> [What you have to do] Return the complete listing that follows, with each line reproduced exactly.

┌──

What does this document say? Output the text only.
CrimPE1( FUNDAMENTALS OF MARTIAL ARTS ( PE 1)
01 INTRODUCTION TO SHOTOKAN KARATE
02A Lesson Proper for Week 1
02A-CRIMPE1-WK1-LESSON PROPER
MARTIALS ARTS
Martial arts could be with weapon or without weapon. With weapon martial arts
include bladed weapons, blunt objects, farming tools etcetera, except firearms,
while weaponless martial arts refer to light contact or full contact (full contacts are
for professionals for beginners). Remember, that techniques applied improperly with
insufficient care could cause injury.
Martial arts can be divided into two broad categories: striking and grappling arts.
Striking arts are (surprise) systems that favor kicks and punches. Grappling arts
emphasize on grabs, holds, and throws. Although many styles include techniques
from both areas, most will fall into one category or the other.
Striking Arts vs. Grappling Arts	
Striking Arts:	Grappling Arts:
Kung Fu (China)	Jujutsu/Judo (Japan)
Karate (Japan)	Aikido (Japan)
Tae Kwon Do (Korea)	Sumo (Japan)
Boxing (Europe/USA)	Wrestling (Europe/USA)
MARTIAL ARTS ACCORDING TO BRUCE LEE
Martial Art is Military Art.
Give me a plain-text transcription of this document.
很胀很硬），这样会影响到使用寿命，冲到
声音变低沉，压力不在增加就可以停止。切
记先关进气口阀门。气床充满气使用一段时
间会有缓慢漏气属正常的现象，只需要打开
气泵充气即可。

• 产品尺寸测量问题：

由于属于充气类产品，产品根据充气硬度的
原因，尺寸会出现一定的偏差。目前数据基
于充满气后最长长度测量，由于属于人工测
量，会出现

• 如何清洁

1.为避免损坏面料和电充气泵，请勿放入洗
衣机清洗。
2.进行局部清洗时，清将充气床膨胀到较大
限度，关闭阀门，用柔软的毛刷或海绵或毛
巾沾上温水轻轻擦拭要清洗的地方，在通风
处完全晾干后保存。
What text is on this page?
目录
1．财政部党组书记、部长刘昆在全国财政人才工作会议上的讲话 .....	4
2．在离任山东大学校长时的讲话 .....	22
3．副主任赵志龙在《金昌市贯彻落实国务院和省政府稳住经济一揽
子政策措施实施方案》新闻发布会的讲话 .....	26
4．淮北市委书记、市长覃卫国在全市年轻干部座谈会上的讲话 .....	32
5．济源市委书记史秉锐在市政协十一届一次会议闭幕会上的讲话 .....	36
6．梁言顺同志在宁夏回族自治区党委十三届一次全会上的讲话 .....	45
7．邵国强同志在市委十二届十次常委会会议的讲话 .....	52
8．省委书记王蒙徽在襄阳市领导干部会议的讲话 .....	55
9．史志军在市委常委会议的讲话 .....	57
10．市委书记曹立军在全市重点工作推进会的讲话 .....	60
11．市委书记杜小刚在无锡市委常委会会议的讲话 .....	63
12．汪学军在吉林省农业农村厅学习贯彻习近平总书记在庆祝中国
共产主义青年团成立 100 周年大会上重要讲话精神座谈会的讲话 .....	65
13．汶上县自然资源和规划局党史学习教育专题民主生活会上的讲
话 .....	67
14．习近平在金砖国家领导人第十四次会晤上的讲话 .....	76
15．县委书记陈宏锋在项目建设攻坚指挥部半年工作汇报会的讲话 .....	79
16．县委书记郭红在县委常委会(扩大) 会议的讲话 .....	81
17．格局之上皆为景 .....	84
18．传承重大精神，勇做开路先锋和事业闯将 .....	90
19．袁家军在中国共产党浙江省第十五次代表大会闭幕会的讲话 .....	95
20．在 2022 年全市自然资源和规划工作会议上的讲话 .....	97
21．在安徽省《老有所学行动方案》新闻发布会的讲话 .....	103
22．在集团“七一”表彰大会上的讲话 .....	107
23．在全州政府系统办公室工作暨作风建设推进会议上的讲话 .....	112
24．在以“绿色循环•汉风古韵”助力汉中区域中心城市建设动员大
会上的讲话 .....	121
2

└──

> [Answer in full]
What does this document say? Output the text only.
CrimPE1( FUNDAMENTALS OF MARTIAL ARTS ( PE 1)
01 INTRODUCTION TO SHOTOKAN KARATE
02A Lesson Proper for Week 1
02A-CRIMPE1-WK1-LESSON PROPER
MARTIALS ARTS
Martial arts could be with weapon or without weapon. With weapon martial arts
include bladed weapons, blunt objects, farming tools etcetera, except firearms,
while weaponless martial arts refer to light contact or full contact (full contacts are
for professionals for beginners). Remember, that techniques applied improperly with
insufficient care could cause injury.
Martial arts can be divided into two broad categories: striking and grappling arts.
Striking arts are (surprise) systems that favor kicks and punches. Grappling arts
emphasize on grabs, holds, and throws. Although many styles include techniques
from both areas, most will fall into one category or the other.
Striking Arts vs. Grappling Arts	
Striking Arts:	Grappling Arts:
Kung Fu (China)	Jujutsu/Judo (Japan)
Karate (Japan)	Aikido (Japan)
Tae Kwon Do (Korea)	Sumo (Japan)
Boxing (Europe/USA)	Wrestling (Europe/USA)
MARTIAL ARTS ACCORDING TO BRUCE LEE
Martial Art is Military Art.
Give me a plain-text transcription of this document.
很胀很硬），这样会影响到使用寿命，冲到
声音变低沉，压力不在增加就可以停止。切
记先关进气口阀门。气床充满气使用一段时
间会有缓慢漏气属正常的现象，只需要打开
气泵充气即可。

• 产品尺寸测量问题：

由于属于充气类产品，产品根据充气硬度的
原因，尺寸会出现一定的偏差。目前数据基
于充满气后最长长度测量，由于属于人工测
量，会出现

• 如何清洁

1.为避免损坏面料和电充气泵，请勿放入洗
衣机清洗。
2.进行局部清洗时，清将充气床膨胀到较大
限度，关闭阀门，用柔软的毛刷或海绵或毛
巾沾上温水轻轻擦拭要清洗的地方，在通风
处完全晾干后保存。
What text is on this page?
目录
1．财政部党组书记、部长刘昆在全国财政人才工作会议上的讲话 .....	4
2．在离任山东大学校长时的讲话 .....	22
3．副主任赵志龙在《金昌市贯彻落实国务院和省政府稳住经济一揽
子政策措施实施方案》新闻发布会的讲话 .....	26
4．淮北市委书记、市长覃卫国在全市年轻干部座谈会上的讲话 .....	32
5．济源市委书记史秉锐在市政协十一届一次会议闭幕会上的讲话 .....	36
6．梁言顺同志在宁夏回族自治区党委十三届一次全会上的讲话 .....	45
7．邵国强同志在市委十二届十次常委会会议的讲话 .....	52
8．省委书记王蒙徽在襄阳市领导干部会议的讲话 .....	55
9．史志军在市委常委会议的讲话 .....	57
10．市委书记曹立军在全市重点工作推进会的讲话 .....	60
11．市委书记杜小刚在无锡市委常委会会议的讲话 .....	63
12．汪学军在吉林省农业农村厅学习贯彻习近平总书记在庆祝中国
共产主义青年团成立 100 周年大会上重要讲话精神座谈会的讲话 .....	65
13．汶上县自然资源和规划局党史学习教育专题民主生活会上的讲
话 .....	67
14．习近平在金砖国家领导人第十四次会晤上的讲话 .....	76
15．县委书记陈宏锋在项目建设攻坚指挥部半年工作汇报会的讲话 .....	79
16．县委书记郭红在县委常委会(扩大) 会议的讲话 .....	81
17．格局之上皆为景 .....	84
18．传承重大精神，勇做开路先锋和事业闯将 .....	90
19．袁家军在中国共产党浙江省第十五次代表大会闭幕会的讲话 .....	95
20．在 2022 年全市自然资源和规划工作会议上的讲话 .....	97
21．在安徽省《老有所学行动方案》新闻发布会的讲话 .....	103
22．在集团“七一”表彰大会上的讲话 .....	107
23．在全州政府系统办公室工作暨作风建设推进会议上的讲话 .....	112
24．在以“绿色循环•汉风古韵”助力汉中区域中心城市建设动员大
会上的讲话 .....	121
2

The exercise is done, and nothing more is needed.